**Written task:**
Please arrange the records between the lines holding "- contour-label: 2: [741, 602, 749, 616]" and "- x-tick-label: 00Z: [934, 704, 963, 722]", inclusive, as a numbered list, leaving out any blank lines.

**Saved entries:**

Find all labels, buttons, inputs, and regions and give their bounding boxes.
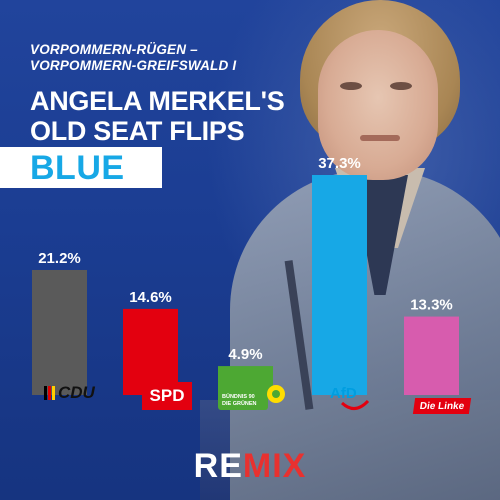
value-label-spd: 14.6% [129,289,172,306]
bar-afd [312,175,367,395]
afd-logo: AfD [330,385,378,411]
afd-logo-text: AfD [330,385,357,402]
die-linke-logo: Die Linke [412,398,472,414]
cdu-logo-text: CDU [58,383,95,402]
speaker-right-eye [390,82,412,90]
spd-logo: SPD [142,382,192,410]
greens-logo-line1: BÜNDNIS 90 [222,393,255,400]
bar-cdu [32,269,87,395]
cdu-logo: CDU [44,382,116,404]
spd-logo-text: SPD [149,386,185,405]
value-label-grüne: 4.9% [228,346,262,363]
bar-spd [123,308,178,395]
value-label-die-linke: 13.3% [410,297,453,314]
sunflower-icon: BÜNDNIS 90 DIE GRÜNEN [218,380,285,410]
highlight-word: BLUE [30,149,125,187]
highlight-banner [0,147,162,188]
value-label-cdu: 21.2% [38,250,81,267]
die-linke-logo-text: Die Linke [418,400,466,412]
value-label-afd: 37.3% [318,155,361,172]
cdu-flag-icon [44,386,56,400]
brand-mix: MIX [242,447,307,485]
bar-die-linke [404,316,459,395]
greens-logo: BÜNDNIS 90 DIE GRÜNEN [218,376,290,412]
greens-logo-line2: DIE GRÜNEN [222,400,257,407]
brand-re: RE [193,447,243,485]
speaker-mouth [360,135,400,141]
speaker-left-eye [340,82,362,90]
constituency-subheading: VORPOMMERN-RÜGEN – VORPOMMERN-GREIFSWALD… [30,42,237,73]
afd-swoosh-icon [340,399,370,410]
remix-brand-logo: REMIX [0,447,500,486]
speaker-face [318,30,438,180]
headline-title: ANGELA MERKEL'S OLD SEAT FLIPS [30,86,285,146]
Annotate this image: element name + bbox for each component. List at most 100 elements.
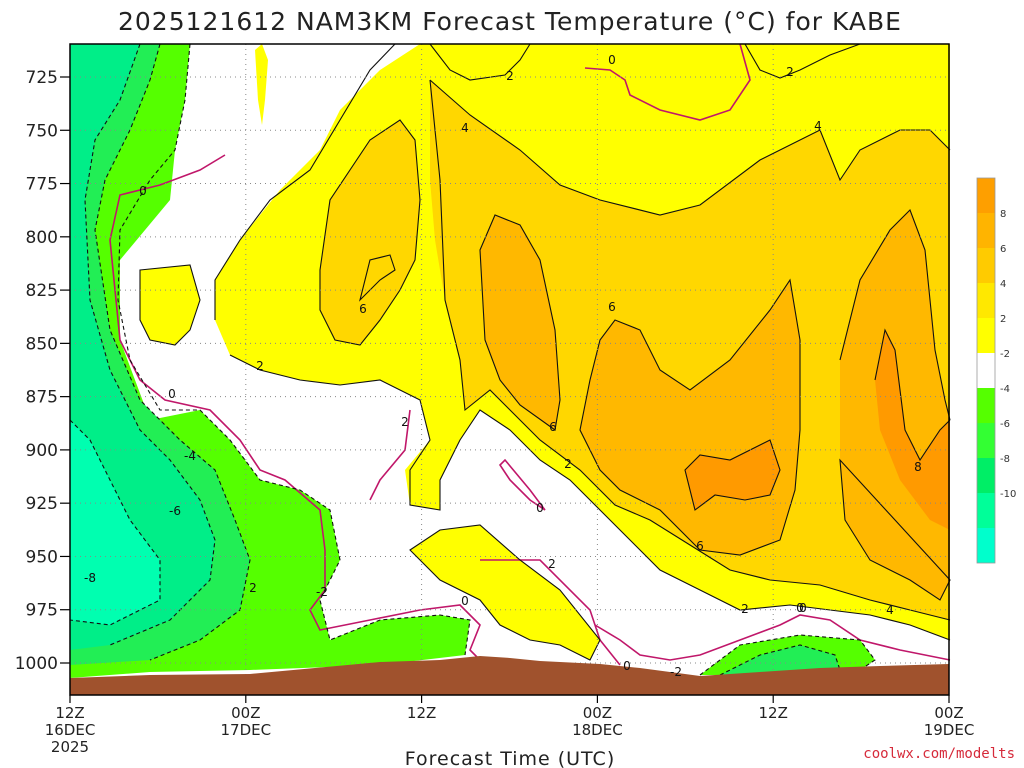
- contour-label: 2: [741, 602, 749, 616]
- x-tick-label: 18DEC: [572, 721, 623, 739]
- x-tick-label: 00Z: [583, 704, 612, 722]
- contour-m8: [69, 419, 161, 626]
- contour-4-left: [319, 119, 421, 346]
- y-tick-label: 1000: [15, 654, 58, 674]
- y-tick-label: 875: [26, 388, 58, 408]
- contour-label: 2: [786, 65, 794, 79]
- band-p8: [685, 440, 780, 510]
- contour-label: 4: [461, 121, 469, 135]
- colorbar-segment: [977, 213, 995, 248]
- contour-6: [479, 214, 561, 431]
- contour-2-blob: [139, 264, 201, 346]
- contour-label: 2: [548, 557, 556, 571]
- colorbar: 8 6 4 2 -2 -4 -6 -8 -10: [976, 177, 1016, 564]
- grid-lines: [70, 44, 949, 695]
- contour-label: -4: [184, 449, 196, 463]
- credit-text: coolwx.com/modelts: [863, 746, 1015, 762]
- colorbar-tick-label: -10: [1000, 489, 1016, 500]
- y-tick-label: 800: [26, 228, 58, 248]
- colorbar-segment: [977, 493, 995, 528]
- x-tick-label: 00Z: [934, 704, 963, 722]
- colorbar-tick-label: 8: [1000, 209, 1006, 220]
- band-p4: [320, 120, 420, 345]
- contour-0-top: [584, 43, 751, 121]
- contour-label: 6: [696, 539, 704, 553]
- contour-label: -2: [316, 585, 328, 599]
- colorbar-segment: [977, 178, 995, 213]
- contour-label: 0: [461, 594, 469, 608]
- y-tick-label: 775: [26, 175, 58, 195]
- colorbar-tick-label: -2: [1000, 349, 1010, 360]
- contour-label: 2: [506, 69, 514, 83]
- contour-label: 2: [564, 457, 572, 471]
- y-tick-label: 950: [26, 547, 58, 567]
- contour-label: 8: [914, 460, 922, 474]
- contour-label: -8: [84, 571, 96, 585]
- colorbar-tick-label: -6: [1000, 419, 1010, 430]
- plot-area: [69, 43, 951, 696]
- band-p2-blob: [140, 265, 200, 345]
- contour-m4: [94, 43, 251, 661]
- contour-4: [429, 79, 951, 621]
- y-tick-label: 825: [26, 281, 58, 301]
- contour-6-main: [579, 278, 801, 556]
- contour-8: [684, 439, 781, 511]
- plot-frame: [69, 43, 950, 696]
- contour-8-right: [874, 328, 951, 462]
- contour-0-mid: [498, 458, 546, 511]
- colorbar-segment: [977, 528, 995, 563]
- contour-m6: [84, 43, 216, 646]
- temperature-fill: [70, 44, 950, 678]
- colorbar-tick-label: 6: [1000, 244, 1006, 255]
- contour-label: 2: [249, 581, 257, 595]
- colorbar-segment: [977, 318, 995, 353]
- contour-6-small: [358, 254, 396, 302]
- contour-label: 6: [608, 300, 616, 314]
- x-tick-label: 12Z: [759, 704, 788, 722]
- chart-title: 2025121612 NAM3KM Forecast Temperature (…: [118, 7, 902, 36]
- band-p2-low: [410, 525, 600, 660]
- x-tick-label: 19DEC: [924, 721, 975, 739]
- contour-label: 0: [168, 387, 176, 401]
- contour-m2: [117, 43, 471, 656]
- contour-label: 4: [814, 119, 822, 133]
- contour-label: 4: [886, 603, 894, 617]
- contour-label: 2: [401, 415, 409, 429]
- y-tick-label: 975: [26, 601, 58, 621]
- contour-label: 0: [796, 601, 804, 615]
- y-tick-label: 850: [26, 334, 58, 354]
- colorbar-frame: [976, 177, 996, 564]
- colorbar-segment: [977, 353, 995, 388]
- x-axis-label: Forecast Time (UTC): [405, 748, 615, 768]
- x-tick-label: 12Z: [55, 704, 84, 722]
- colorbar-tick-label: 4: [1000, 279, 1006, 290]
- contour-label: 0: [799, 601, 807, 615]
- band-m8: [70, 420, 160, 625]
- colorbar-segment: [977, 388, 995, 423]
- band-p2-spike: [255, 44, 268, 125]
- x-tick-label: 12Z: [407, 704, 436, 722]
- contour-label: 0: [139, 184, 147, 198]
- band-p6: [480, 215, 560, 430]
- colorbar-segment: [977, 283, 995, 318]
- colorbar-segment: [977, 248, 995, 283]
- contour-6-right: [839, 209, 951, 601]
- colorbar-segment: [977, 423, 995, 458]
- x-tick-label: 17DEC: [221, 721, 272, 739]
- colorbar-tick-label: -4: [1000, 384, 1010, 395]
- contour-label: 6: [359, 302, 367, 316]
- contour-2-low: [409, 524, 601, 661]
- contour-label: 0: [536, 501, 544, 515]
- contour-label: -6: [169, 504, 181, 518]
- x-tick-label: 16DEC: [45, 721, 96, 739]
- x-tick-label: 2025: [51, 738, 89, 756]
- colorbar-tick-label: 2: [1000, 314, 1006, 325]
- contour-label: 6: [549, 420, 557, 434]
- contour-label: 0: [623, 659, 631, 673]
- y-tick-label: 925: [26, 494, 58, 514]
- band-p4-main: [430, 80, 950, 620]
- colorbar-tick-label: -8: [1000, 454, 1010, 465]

==

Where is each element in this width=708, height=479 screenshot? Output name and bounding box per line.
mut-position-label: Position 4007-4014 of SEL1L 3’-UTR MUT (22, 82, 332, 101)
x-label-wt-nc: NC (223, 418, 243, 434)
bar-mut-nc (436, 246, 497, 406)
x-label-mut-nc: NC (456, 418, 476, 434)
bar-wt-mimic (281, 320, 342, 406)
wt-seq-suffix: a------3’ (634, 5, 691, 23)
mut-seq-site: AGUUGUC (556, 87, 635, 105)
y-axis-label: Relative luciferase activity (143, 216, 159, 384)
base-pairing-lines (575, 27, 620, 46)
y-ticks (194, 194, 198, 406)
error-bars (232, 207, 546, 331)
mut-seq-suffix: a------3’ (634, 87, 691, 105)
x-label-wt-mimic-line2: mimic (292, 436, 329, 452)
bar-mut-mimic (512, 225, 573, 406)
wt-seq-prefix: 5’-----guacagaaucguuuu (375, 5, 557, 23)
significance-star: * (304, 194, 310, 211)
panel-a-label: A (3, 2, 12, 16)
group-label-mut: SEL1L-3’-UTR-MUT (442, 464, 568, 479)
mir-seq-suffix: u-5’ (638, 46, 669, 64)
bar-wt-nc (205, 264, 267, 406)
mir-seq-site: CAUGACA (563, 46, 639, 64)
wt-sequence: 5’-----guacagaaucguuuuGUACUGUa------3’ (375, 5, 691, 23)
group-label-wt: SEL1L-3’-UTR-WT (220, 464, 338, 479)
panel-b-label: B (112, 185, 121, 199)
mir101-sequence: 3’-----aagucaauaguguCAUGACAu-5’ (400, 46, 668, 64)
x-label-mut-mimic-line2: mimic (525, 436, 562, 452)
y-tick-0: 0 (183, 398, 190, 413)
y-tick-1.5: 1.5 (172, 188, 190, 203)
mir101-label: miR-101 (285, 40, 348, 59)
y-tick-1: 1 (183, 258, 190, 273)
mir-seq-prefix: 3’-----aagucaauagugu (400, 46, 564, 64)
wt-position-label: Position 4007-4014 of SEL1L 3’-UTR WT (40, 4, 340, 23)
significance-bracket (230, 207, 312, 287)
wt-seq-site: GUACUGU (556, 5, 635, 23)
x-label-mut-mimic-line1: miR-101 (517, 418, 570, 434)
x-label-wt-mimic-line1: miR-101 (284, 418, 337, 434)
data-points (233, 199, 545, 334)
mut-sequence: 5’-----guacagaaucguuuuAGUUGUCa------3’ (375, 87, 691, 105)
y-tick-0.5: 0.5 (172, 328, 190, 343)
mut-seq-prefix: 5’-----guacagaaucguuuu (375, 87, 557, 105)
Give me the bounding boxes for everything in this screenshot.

**Problem solution:**
1. - contour-label: 2: [741, 602, 749, 616]
2. - x-tick-label: 18DEC: [572, 721, 623, 739]
3. - x-tick-label: 00Z: [583, 704, 612, 722]
4. - contour-m8: [69, 419, 161, 626]
5. - contour-4-left: [319, 119, 421, 346]
6. - y-tick-label: 1000: [15, 654, 58, 674]
7. - y-tick-label: 875: [26, 388, 58, 408]
8. - contour-label: 2: [786, 65, 794, 79]
9. - band-p8: [685, 440, 780, 510]
10. - contour-label: 4: [461, 121, 469, 135]
11. - colorbar-segment: [977, 213, 995, 248]
12. - contour-6: [479, 214, 561, 431]
13. - contour-2-blob: [139, 264, 201, 346]
14. - contour-label: 2: [548, 557, 556, 571]
15. - colorbar: 8 6 4 2 -2 -4 -6 -8 -10: [976, 177, 1016, 564]
16. - grid-lines: [70, 44, 949, 695]
17. - contour-label: -4: [184, 449, 196, 463]
18. - credit-text: coolwx.com/modelts: [863, 746, 1015, 762]
19. - colorbar-tick-label: -10: [1000, 489, 1016, 500]
20. - y-tick-label: 800: [26, 228, 58, 248]
21. - colorbar-segment: [977, 493, 995, 528]
22. - x-tick-label: 00Z: [934, 704, 963, 722]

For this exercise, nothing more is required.